**Problem requirements:** All the data must come back unchanged, except that pictures are left out.

**Records shown:**
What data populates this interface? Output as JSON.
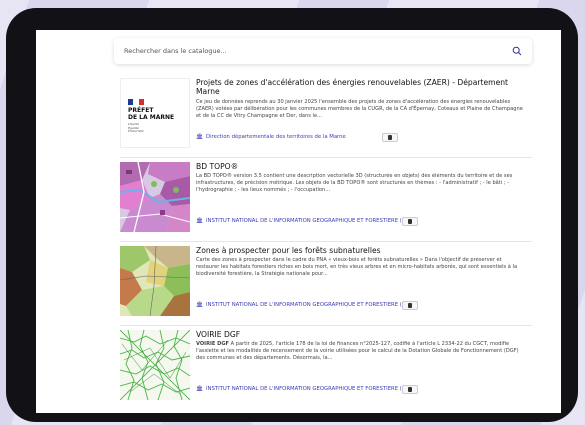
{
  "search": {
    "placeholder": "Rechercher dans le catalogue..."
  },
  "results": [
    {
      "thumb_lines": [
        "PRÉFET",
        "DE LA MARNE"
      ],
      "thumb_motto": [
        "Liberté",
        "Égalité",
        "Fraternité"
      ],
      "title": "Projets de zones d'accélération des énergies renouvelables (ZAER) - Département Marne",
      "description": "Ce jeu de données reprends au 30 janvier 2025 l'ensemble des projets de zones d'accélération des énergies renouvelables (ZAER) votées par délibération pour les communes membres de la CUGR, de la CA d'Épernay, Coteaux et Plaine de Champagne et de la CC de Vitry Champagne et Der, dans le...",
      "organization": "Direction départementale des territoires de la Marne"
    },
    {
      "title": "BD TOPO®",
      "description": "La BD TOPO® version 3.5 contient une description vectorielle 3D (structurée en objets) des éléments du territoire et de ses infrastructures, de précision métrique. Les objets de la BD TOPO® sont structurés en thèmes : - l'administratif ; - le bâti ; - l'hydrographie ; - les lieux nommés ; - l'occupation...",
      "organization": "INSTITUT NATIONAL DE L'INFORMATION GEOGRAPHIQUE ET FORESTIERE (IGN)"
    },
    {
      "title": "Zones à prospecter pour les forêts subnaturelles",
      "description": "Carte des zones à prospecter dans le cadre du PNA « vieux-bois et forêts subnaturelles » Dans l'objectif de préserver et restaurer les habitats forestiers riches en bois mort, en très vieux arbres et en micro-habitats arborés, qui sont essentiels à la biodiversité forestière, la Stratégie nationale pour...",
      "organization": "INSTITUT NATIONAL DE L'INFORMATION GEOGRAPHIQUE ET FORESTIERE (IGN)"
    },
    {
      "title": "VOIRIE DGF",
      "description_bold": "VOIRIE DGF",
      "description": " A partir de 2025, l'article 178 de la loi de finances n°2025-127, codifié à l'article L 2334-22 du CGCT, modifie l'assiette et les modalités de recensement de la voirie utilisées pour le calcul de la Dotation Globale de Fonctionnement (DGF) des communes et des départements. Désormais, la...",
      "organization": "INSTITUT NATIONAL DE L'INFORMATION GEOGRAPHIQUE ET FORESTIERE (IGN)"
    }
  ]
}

**Problem solution:**
What data populates this interface? Output as JSON.
{
  "search": {
    "placeholder": "Rechercher dans le catalogue..."
  },
  "results": [
    {
      "thumb_lines": [
        "PRÉFET",
        "DE LA MARNE"
      ],
      "thumb_motto": [
        "Liberté",
        "Égalité",
        "Fraternité"
      ],
      "title": "Projets de zones d'accélération des énergies renouvelables (ZAER) - Département Marne",
      "description": "Ce jeu de données reprends au 30 janvier 2025 l'ensemble des projets de zones d'accélération des énergies renouvelables (ZAER) votées par délibération pour les communes membres de la CUGR, de la CA d'Épernay, Coteaux et Plaine de Champagne et de la CC de Vitry Champagne et Der, dans le...",
      "organization": "Direction départementale des territoires de la Marne"
    },
    {
      "title": "BD TOPO®",
      "description": "La BD TOPO® version 3.5 contient une description vectorielle 3D (structurée en objets) des éléments du territoire et de ses infrastructures, de précision métrique. Les objets de la BD TOPO® sont structurés en thèmes : - l'administratif ; - le bâti ; - l'hydrographie ; - les lieux nommés ; - l'occupation...",
      "organization": "INSTITUT NATIONAL DE L'INFORMATION GEOGRAPHIQUE ET FORESTIERE (IGN)"
    },
    {
      "title": "Zones à prospecter pour les forêts subnaturelles",
      "description": "Carte des zones à prospecter dans le cadre du PNA « vieux-bois et forêts subnaturelles » Dans l'objectif de préserver et restaurer les habitats forestiers riches en bois mort, en très vieux arbres et en micro-habitats arborés, qui sont essentiels à la biodiversité forestière, la Stratégie nationale pour...",
      "organization": "INSTITUT NATIONAL DE L'INFORMATION GEOGRAPHIQUE ET FORESTIERE (IGN)"
    },
    {
      "title": "VOIRIE DGF",
      "description_bold": "VOIRIE DGF",
      "description": " A partir de 2025, l'article 178 de la loi de finances n°2025-127, codifié à l'article L 2334-22 du CGCT, modifie l'assiette et les modalités de recensement de la voirie utilisées pour le calcul de la Dotation Globale de Fonctionnement (DGF) des communes et des départements. Désormais, la...",
      "organization": "INSTITUT NATIONAL DE L'INFORMATION GEOGRAPHIQUE ET FORESTIERE (IGN)"
    }
  ]
}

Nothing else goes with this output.